** start of Task inputs **

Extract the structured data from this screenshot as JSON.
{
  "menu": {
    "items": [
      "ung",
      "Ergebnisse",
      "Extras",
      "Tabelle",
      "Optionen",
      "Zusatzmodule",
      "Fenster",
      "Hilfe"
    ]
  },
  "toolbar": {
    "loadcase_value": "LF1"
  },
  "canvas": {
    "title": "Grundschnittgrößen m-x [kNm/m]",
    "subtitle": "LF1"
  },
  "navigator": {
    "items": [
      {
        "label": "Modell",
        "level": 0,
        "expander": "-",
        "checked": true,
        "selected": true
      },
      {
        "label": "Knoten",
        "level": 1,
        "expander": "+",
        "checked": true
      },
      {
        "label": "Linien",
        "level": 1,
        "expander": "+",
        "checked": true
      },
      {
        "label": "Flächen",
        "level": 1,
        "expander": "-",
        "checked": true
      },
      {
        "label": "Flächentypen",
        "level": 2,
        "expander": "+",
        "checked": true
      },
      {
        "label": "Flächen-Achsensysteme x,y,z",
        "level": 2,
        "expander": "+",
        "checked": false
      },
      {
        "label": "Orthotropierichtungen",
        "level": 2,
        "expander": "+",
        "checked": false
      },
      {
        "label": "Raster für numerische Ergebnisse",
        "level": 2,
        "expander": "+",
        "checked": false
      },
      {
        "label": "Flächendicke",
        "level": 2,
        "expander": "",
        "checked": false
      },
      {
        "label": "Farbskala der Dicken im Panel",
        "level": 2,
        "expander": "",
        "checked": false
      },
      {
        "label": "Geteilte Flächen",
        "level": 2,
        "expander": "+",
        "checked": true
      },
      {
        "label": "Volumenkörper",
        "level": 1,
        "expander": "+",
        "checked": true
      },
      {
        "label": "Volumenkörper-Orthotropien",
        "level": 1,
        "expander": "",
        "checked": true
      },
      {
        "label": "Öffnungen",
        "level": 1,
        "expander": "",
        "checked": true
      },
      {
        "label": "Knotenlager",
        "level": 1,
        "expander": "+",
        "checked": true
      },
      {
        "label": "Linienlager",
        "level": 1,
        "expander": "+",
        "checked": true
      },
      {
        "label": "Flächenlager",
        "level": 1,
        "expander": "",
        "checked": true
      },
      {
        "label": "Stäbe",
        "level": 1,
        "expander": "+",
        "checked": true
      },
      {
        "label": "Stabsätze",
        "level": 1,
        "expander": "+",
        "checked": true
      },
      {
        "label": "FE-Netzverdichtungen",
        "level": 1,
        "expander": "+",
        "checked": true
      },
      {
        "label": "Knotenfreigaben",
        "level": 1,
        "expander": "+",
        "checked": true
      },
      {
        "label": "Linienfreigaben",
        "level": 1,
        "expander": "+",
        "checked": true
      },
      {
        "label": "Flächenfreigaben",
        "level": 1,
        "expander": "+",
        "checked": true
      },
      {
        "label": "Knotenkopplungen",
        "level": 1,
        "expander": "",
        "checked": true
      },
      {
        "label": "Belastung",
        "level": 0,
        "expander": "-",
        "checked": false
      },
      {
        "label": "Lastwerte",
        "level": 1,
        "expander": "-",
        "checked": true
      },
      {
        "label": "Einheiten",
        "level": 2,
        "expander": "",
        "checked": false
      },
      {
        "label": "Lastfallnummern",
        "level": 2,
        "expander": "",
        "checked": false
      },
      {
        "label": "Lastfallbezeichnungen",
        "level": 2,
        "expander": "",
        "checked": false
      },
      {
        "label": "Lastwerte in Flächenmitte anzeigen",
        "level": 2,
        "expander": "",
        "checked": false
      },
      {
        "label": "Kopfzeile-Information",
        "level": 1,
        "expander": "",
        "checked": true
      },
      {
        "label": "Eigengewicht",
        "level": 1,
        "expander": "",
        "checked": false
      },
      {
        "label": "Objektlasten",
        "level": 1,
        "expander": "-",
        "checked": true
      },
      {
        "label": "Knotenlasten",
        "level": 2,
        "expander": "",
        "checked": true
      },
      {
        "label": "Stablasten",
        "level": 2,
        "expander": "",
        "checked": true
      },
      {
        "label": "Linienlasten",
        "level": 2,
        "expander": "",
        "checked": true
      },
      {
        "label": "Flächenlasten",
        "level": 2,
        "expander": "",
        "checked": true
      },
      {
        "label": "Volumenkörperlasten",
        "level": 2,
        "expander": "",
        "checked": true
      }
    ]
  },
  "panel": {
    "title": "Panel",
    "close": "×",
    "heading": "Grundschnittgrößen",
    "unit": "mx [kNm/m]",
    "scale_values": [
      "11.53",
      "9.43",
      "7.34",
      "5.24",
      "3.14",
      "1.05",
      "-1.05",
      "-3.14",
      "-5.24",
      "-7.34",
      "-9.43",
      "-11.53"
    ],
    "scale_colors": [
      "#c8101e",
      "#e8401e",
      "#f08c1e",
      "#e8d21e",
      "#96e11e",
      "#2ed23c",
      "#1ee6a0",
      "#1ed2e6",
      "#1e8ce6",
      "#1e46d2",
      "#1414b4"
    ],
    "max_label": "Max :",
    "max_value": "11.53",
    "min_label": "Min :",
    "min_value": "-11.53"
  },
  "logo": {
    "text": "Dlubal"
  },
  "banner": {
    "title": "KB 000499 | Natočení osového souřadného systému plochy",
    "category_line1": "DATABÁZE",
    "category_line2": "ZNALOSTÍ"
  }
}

** end of Task inputs **
** start of Task inputs **

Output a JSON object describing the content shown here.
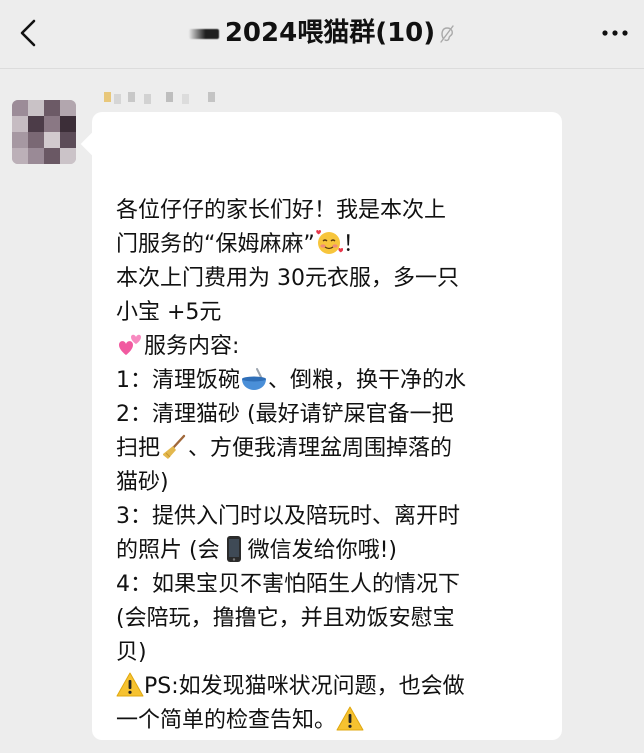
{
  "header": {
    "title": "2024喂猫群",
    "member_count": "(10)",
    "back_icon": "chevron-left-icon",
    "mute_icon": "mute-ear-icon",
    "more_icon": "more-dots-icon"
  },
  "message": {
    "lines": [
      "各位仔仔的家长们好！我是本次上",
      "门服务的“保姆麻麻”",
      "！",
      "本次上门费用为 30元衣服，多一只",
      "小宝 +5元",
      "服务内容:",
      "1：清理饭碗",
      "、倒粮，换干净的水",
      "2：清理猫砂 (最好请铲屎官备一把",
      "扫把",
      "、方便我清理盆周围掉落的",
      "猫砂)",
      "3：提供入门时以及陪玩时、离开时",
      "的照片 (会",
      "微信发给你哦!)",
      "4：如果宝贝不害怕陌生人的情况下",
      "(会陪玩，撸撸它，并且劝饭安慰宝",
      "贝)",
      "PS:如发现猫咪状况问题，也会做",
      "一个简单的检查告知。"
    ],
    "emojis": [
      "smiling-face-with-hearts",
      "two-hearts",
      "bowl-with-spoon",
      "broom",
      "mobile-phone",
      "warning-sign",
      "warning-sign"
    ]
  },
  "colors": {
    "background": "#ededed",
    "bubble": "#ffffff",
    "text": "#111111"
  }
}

** end of Task inputs **
** start of Task inputs **

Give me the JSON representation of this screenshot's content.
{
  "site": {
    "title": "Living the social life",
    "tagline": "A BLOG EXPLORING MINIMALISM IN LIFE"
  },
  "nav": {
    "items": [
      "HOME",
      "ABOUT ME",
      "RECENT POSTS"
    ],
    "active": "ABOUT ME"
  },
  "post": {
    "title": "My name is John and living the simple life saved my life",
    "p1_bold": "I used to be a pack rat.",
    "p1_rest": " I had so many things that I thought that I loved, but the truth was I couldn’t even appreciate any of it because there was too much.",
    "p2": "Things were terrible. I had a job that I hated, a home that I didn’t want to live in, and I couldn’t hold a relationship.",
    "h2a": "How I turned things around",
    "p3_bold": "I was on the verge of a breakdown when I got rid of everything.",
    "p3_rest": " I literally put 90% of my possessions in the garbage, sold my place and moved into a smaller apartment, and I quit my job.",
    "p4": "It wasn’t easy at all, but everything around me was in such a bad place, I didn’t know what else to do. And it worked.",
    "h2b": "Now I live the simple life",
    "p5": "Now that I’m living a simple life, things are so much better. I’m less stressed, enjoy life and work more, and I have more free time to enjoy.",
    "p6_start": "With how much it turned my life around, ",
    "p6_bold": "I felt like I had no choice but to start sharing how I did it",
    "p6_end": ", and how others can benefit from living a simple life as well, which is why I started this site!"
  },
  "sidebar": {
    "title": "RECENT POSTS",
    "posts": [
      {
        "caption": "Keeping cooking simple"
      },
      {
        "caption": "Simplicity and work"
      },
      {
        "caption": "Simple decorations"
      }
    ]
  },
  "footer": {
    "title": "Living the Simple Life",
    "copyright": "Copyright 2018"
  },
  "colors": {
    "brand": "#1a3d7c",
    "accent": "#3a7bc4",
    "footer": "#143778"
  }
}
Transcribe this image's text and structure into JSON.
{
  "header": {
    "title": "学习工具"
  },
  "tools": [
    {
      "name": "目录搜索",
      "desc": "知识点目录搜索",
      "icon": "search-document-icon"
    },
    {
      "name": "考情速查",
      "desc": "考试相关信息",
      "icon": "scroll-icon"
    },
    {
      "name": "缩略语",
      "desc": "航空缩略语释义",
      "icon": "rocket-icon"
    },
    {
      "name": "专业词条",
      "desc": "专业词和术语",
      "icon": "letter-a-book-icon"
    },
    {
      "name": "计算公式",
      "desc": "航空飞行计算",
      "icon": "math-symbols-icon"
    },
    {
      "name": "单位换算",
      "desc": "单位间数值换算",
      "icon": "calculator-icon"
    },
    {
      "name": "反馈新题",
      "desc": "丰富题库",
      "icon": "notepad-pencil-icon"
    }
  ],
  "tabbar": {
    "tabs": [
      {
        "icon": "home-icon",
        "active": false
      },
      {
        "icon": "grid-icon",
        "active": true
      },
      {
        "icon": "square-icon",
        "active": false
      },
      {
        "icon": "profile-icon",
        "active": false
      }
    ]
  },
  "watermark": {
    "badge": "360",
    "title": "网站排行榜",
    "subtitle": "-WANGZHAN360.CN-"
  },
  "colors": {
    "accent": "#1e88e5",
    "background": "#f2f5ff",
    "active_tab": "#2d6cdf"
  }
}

** end of Task inputs **

** What to work on **
Copy every line above in which the string "JSON" shows up.

** Response to the exercise **
Extract the structured data from this screenshot as JSON.
Output a JSON object describing the content shown here.
Give me the JSON representation of this screenshot's content.
Transcribe this image's text and structure into JSON.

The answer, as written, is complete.